- **EXERCISE AIM**: In the records below, find the line containing "Read out every word on this page.", then copy that line and all lines after it, exactly, omitting every picture.

- **DATA EXCERPTS**:
━━━━━━

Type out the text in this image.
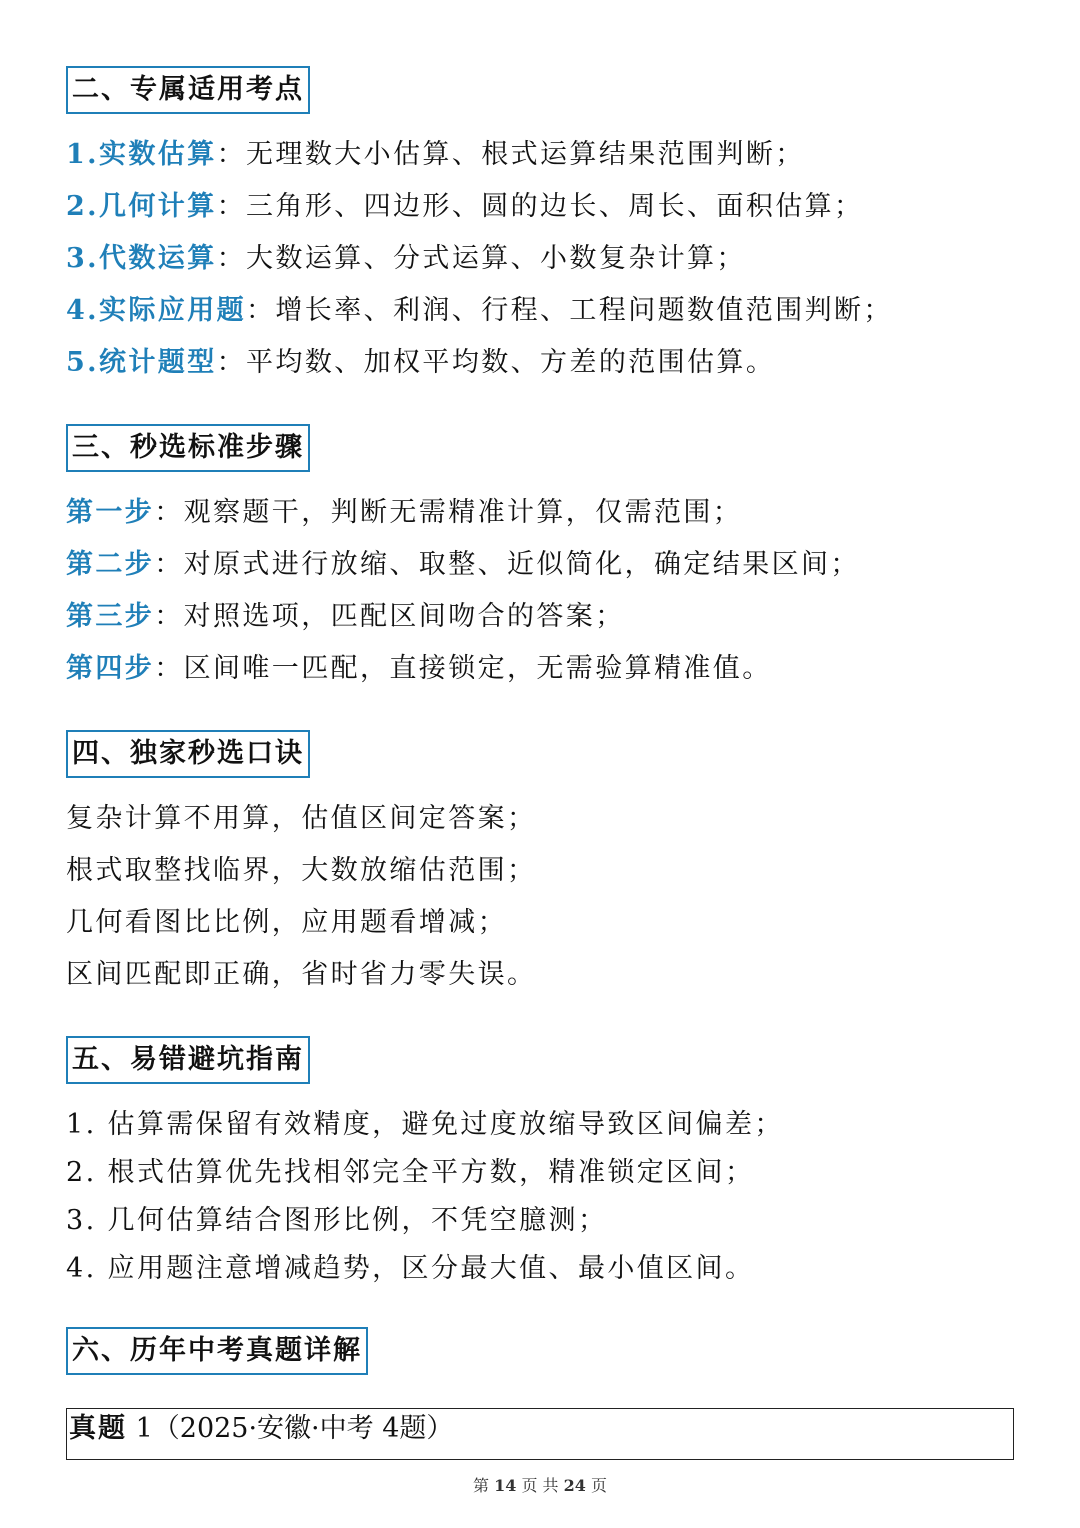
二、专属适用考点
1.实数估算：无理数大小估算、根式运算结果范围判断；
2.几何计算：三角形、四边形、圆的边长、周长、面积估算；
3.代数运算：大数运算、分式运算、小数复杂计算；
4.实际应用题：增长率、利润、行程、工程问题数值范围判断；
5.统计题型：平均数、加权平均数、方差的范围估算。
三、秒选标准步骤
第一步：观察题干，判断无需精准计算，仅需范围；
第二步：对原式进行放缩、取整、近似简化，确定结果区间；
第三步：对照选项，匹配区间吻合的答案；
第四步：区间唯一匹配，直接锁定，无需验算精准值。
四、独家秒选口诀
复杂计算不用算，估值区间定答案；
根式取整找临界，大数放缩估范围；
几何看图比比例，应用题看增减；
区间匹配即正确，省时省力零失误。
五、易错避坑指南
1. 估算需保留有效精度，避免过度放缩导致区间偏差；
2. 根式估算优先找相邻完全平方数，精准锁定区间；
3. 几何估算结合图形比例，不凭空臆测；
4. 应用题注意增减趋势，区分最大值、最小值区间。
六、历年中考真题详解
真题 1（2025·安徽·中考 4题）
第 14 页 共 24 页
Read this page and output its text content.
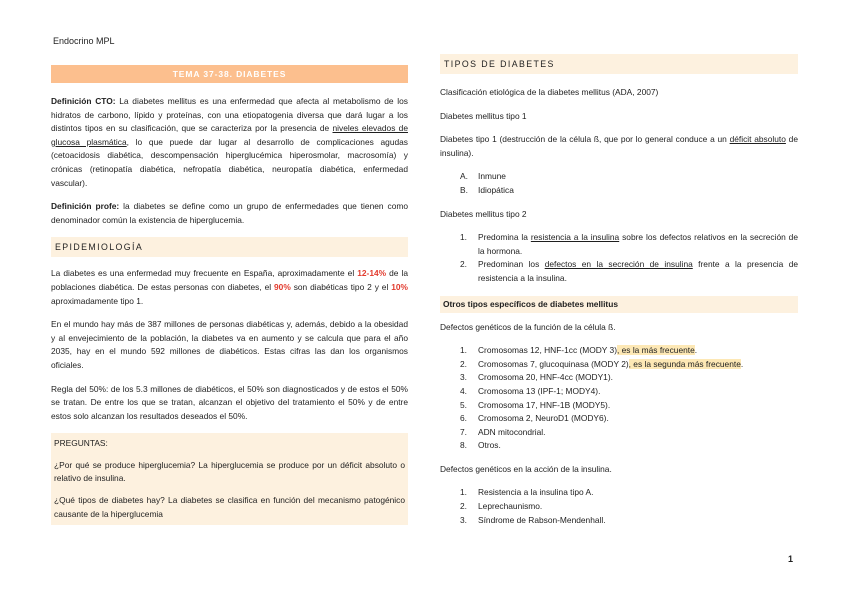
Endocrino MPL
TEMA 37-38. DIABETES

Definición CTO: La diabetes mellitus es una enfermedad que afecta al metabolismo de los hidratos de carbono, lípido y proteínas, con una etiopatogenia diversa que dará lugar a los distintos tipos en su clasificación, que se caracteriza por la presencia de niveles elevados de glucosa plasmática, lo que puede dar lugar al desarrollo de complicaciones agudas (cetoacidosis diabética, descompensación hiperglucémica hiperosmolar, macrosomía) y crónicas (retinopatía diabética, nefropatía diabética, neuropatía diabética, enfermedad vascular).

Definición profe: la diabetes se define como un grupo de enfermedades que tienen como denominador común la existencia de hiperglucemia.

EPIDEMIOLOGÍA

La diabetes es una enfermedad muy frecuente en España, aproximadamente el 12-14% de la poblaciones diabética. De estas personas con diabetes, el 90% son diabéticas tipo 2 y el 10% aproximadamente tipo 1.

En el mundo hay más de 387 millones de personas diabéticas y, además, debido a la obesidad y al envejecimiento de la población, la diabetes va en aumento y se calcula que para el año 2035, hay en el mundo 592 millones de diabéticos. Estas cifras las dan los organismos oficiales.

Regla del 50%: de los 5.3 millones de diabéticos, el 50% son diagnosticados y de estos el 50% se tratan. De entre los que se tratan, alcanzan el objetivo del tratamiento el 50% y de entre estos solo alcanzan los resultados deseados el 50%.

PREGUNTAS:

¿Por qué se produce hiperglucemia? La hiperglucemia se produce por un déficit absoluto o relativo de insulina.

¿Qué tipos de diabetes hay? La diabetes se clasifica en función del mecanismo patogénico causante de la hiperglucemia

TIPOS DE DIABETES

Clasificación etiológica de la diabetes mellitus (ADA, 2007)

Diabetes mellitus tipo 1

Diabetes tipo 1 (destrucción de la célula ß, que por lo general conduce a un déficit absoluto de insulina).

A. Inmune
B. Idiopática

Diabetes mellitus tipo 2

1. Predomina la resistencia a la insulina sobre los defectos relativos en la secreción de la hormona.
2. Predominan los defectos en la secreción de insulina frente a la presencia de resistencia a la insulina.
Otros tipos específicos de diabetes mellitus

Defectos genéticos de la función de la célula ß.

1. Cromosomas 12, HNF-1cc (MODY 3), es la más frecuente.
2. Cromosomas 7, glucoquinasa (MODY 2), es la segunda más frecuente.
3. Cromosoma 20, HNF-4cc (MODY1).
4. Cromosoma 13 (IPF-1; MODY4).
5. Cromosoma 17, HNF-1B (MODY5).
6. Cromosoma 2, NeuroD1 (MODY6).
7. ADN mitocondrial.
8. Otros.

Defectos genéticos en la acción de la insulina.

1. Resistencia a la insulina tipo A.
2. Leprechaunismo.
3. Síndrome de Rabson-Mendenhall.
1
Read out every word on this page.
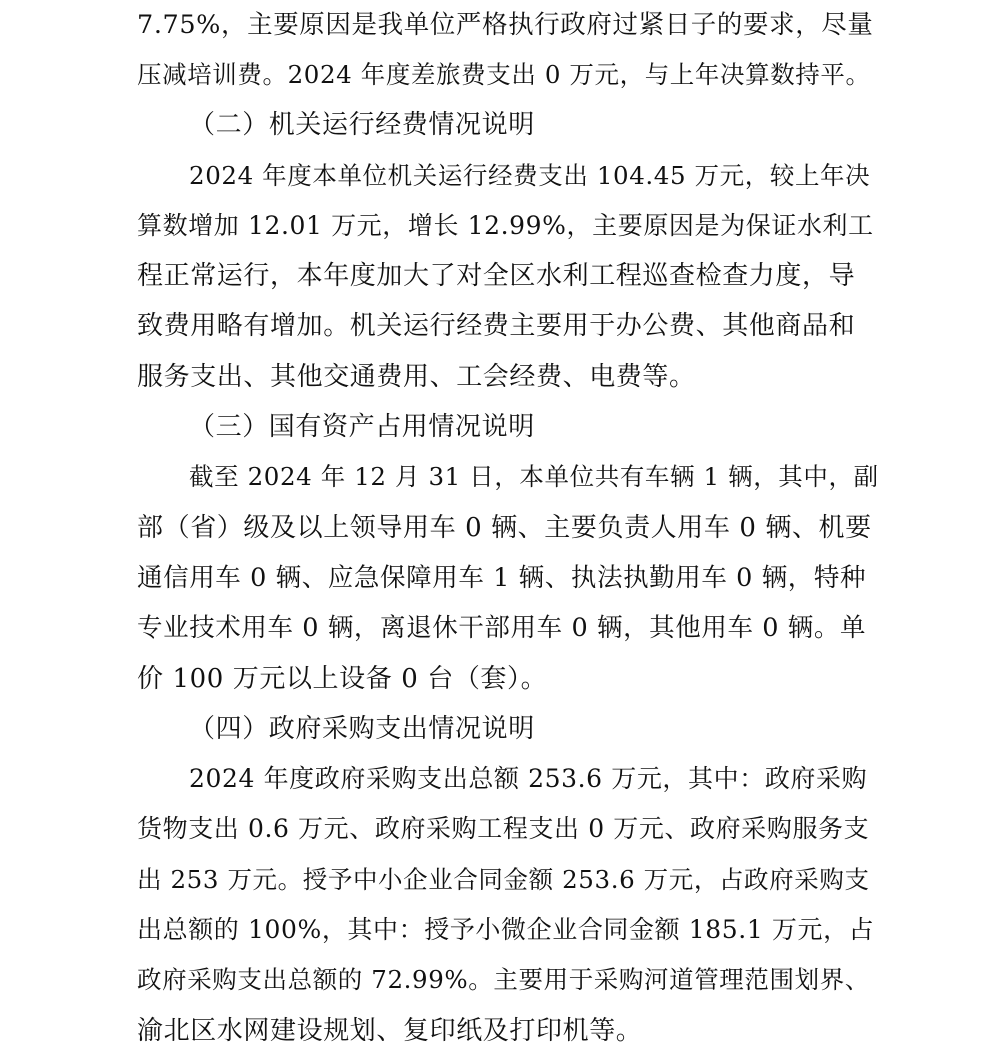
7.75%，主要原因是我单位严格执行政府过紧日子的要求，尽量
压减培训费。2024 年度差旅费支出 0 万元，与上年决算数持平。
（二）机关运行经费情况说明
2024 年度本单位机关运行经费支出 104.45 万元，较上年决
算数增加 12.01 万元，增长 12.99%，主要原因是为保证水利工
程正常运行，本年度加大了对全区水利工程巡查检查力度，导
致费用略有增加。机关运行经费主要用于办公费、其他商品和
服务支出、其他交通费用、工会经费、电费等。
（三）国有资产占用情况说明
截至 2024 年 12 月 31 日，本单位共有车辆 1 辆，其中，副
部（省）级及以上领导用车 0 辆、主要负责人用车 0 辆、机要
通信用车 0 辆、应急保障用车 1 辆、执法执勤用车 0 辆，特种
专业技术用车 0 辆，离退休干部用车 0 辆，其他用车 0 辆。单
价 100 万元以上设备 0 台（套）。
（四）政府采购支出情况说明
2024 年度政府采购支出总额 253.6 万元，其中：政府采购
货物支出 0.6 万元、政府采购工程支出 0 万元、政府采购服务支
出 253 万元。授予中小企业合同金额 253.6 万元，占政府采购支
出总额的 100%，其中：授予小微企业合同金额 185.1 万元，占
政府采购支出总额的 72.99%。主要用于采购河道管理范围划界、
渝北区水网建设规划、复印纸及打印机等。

━━━━━━

- **THE RESULT**:
Read out every word on this page.
7.75%，主要原因是我单位严格执行政府过紧日子的要求，尽量
压减培训费。2024 年度差旅费支出 0 万元，与上年决算数持平。
（二）机关运行经费情况说明
2024 年度本单位机关运行经费支出 104.45 万元，较上年决
算数增加 12.01 万元，增长 12.99%，主要原因是为保证水利工
程正常运行，本年度加大了对全区水利工程巡查检查力度，导
致费用略有增加。机关运行经费主要用于办公费、其他商品和
服务支出、其他交通费用、工会经费、电费等。
（三）国有资产占用情况说明
截至 2024 年 12 月 31 日，本单位共有车辆 1 辆，其中，副
部（省）级及以上领导用车 0 辆、主要负责人用车 0 辆、机要
通信用车 0 辆、应急保障用车 1 辆、执法执勤用车 0 辆，特种
专业技术用车 0 辆，离退休干部用车 0 辆，其他用车 0 辆。单
价 100 万元以上设备 0 台（套）。
（四）政府采购支出情况说明
2024 年度政府采购支出总额 253.6 万元，其中：政府采购
货物支出 0.6 万元、政府采购工程支出 0 万元、政府采购服务支
出 253 万元。授予中小企业合同金额 253.6 万元，占政府采购支
出总额的 100%，其中：授予小微企业合同金额 185.1 万元，占
政府采购支出总额的 72.99%。主要用于采购河道管理范围划界、
渝北区水网建设规划、复印纸及打印机等。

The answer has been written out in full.